- _REQUIREMENTS_
Reproduce every line of the listing below without any changes, and leave out the picture.

- _RECORDS TO USE_
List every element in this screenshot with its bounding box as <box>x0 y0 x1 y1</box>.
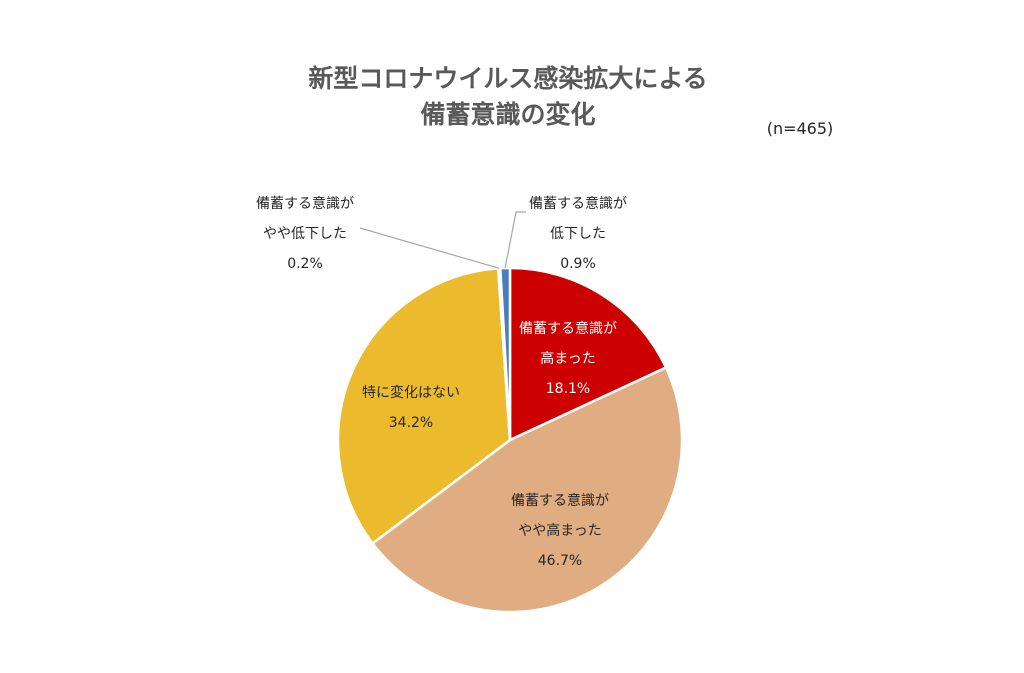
pie-slice <box>371 366 684 614</box>
slice-category-label: 高まった <box>540 350 595 367</box>
leader-lines <box>359 211 526 269</box>
leader-line <box>359 227 500 269</box>
slice-category-label: 備蓄する意識が <box>511 492 609 509</box>
slice-category-label: 特に変化はない <box>362 384 460 401</box>
slice-value-label: 18.1% <box>546 381 590 397</box>
slice-labels: 備蓄する意識が高まった18.1%備蓄する意識がやや高まった46.7%特に変化はな… <box>256 195 627 569</box>
slice-label: 特に変化はない 34.2% <box>362 384 460 431</box>
slice-value-label: 0.2% <box>287 256 323 272</box>
leader-line <box>504 211 526 269</box>
slice-category-label: 備蓄する意識が <box>256 195 354 212</box>
chart-title-line-2: 備蓄意識の変化 <box>420 100 595 129</box>
slice-category-label: やや高まった <box>518 522 601 539</box>
sample-size-label: (n=465) <box>767 119 834 138</box>
slice-category-label: 備蓄する意識が <box>529 195 627 212</box>
slice-value-label: 0.9% <box>560 256 596 272</box>
chart-title-line-1: 新型コロナウイルス感染拡大による <box>308 64 707 93</box>
slice-value-label: 34.2% <box>389 415 433 431</box>
slice-category-label: 低下した <box>550 226 606 242</box>
slice-category-label: 備蓄する意識が <box>519 320 617 337</box>
pie-slices <box>336 266 684 614</box>
pie-slice <box>336 267 512 545</box>
pie-slice <box>508 266 668 442</box>
slice-category-label: やや低下した <box>263 226 347 242</box>
slice-value-label: 46.7% <box>538 553 582 569</box>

- _SOLUTION FOR THIS TASK_
List every element in this screenshot with its bounding box as <box>x0 y0 x1 y1</box>.
pie-slice <box>371 366 684 614</box>
slice-category-label: 高まった <box>540 350 595 367</box>
leader-lines <box>359 211 526 269</box>
leader-line <box>359 227 500 269</box>
slice-category-label: 備蓄する意識が <box>511 492 609 509</box>
slice-category-label: 特に変化はない <box>362 384 460 401</box>
slice-value-label: 18.1% <box>546 381 590 397</box>
slice-labels: 備蓄する意識が高まった18.1%備蓄する意識がやや高まった46.7%特に変化はな… <box>256 195 627 569</box>
slice-label: 特に変化はない 34.2% <box>362 384 460 431</box>
slice-value-label: 0.2% <box>287 256 323 272</box>
leader-line <box>504 211 526 269</box>
slice-category-label: 備蓄する意識が <box>256 195 354 212</box>
chart-title-line-2: 備蓄意識の変化 <box>420 100 595 129</box>
slice-category-label: やや高まった <box>518 522 601 539</box>
sample-size-label: (n=465) <box>767 119 834 138</box>
slice-category-label: 備蓄する意識が <box>529 195 627 212</box>
slice-value-label: 0.9% <box>560 256 596 272</box>
chart-title-line-1: 新型コロナウイルス感染拡大による <box>308 64 707 93</box>
slice-value-label: 34.2% <box>389 415 433 431</box>
slice-category-label: 低下した <box>550 226 606 242</box>
slice-category-label: 備蓄する意識が <box>519 320 617 337</box>
pie-slices <box>336 266 684 614</box>
pie-slice <box>336 267 512 545</box>
pie-slice <box>508 266 668 442</box>
slice-category-label: やや低下した <box>263 226 347 242</box>
slice-value-label: 46.7% <box>538 553 582 569</box>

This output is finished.